◆ YOUR OBJECTIVE: From the entries below, list each line with "mean".

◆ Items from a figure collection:
-- -- --
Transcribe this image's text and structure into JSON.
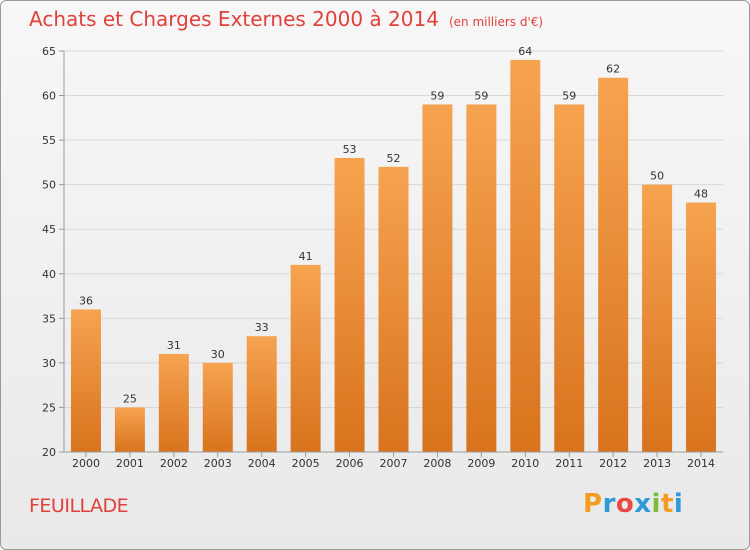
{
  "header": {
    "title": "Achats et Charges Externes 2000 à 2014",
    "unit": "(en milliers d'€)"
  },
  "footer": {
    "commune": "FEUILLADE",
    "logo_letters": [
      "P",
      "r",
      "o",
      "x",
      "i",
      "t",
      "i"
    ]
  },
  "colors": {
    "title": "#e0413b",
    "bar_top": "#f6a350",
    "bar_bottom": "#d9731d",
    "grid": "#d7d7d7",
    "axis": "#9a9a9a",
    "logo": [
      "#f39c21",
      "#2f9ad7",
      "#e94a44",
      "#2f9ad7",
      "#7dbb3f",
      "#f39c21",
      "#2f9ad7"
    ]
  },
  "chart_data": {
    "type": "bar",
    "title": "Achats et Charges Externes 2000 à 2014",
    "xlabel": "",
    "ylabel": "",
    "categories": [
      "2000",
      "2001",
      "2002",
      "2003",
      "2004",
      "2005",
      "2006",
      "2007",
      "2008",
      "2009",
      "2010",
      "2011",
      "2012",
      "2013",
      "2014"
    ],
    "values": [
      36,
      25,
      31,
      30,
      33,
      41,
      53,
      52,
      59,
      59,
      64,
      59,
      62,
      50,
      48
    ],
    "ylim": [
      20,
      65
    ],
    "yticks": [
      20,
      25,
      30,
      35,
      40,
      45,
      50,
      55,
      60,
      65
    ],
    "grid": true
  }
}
-- -- --
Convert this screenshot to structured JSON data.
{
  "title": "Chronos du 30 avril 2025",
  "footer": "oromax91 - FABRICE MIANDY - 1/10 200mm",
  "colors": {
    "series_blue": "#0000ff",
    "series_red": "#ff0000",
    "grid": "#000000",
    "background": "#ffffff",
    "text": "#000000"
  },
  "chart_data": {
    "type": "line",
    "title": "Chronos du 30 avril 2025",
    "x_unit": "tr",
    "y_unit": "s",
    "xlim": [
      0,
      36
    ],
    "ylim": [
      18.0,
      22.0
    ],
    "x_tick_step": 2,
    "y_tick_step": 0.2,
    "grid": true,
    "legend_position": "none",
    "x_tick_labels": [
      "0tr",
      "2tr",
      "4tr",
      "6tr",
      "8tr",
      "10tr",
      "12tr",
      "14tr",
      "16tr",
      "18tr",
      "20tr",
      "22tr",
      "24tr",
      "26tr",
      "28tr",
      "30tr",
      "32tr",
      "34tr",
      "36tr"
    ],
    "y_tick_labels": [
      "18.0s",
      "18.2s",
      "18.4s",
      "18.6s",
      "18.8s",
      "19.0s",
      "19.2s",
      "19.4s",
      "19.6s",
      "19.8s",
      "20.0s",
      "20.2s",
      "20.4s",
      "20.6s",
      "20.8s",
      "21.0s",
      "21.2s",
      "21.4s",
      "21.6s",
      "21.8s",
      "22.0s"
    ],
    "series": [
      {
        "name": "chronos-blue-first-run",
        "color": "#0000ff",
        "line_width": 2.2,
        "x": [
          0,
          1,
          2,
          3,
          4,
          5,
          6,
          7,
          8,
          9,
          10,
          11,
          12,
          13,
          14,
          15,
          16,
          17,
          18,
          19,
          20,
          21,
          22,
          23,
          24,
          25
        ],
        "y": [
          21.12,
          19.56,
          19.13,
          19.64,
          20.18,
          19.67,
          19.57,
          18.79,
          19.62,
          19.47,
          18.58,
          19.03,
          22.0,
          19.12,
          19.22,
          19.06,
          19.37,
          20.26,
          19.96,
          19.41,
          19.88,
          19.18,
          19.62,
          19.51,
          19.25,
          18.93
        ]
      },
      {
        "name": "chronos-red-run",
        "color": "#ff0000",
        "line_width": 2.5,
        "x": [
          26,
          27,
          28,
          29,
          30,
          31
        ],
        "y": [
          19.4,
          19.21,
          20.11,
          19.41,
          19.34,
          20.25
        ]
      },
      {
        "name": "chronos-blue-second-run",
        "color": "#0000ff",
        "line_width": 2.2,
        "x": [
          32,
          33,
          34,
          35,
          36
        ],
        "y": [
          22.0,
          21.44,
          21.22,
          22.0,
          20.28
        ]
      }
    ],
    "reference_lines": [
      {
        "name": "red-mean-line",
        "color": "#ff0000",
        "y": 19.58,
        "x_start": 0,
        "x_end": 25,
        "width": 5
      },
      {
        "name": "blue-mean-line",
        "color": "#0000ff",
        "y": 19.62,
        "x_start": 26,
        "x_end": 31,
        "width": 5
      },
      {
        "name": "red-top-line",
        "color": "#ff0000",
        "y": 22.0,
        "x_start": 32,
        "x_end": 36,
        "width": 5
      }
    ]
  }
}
-- -- --
◆ ANSWER TO THE EXERCISE:
        "name": "red-mean-line",
        "name": "blue-mean-line",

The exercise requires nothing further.